**Objective:**
Find every line with the word "lzustress". Copy those lines.

**Data supplied:**
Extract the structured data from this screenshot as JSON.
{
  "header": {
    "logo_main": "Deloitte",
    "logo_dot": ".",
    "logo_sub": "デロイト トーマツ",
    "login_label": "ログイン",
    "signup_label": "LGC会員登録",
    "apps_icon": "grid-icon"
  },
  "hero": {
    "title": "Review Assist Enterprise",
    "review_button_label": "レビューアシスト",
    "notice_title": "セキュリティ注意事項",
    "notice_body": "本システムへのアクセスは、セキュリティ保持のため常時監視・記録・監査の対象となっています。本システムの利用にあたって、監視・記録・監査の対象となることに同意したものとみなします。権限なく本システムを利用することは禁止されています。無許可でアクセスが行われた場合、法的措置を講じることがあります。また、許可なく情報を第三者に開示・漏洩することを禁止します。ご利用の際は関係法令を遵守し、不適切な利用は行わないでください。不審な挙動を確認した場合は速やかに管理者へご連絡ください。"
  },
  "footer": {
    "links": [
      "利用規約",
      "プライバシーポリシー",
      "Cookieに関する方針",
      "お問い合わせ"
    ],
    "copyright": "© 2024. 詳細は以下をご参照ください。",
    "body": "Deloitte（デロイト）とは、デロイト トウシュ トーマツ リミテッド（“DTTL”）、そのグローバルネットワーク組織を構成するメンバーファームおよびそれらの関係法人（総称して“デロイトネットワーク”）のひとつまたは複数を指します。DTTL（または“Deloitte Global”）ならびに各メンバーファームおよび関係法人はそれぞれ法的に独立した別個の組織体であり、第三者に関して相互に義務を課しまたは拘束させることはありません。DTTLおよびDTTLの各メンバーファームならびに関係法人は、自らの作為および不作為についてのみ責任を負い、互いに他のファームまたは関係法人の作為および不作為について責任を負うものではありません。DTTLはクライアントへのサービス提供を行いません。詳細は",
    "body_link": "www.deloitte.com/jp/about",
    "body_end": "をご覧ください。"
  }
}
==
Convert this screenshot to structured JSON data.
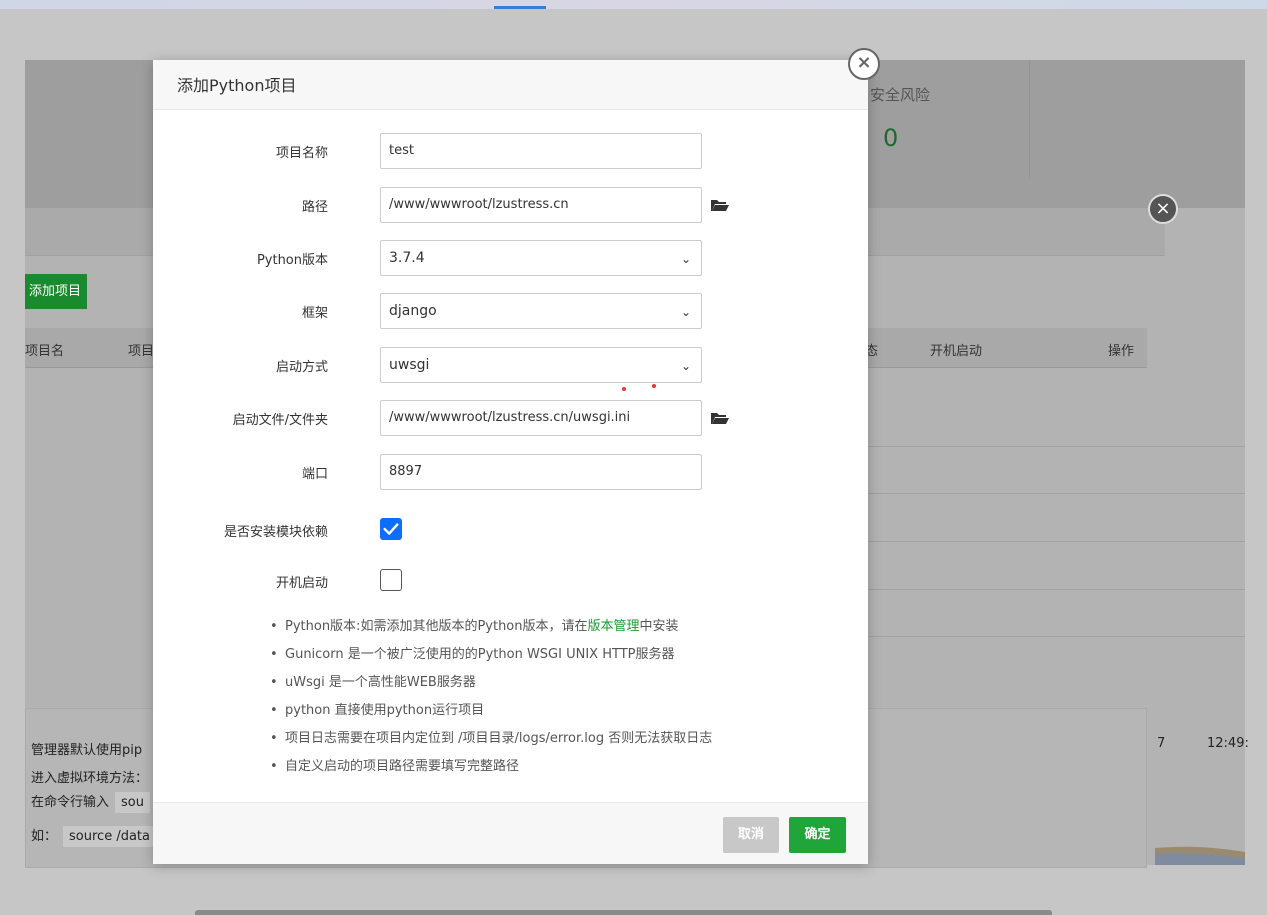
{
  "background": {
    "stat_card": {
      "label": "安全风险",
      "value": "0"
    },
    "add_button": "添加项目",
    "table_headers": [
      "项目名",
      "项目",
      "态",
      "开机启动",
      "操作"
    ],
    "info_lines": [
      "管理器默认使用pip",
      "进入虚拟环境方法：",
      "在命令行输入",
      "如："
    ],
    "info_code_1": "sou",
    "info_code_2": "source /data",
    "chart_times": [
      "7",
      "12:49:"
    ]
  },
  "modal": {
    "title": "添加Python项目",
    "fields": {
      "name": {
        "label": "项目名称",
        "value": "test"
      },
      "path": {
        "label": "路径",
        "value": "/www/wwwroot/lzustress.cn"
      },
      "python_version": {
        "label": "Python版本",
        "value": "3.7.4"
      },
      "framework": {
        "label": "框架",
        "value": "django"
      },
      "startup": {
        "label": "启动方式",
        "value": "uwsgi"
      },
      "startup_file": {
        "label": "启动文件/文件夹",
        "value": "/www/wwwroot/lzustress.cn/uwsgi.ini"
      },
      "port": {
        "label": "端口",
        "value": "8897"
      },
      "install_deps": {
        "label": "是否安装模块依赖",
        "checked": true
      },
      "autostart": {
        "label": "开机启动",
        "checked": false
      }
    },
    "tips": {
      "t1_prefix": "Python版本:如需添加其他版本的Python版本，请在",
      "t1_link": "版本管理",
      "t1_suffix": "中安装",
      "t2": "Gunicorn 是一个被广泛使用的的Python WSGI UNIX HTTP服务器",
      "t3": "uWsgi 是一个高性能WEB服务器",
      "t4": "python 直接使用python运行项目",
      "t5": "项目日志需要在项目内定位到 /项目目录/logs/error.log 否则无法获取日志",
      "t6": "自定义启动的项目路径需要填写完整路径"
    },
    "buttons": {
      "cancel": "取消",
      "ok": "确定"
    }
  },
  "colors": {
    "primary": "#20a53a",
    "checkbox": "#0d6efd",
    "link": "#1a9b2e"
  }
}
* * *
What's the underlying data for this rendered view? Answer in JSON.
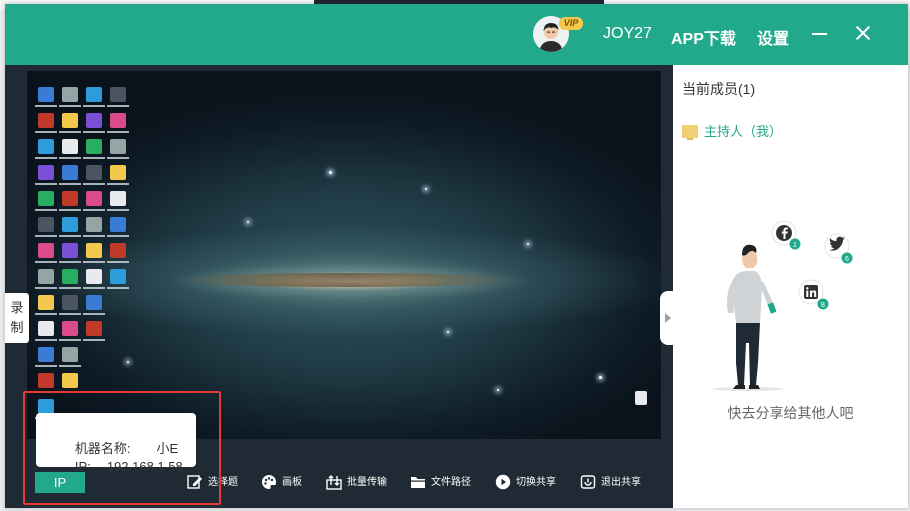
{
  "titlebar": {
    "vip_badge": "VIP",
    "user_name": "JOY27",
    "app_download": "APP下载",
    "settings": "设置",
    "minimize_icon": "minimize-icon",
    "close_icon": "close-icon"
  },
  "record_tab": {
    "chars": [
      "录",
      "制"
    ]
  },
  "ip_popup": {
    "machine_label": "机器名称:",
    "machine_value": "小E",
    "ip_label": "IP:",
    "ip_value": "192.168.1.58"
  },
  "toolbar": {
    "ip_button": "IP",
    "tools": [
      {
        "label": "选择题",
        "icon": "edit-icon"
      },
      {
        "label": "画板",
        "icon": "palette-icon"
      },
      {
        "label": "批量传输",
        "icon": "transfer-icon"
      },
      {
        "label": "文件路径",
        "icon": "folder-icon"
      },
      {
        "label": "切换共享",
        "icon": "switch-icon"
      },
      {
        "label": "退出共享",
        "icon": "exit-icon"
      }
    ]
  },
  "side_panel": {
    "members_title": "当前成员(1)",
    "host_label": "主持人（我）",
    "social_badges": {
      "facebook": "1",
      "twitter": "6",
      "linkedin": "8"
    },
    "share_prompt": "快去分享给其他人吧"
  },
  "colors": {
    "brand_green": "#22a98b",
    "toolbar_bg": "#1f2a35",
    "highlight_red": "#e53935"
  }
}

**Exercise answer:**
        "value": "/www/wwwroot/lzustress.cn"
        "value": "/www/wwwroot/lzustress.cn/uwsgi.ini"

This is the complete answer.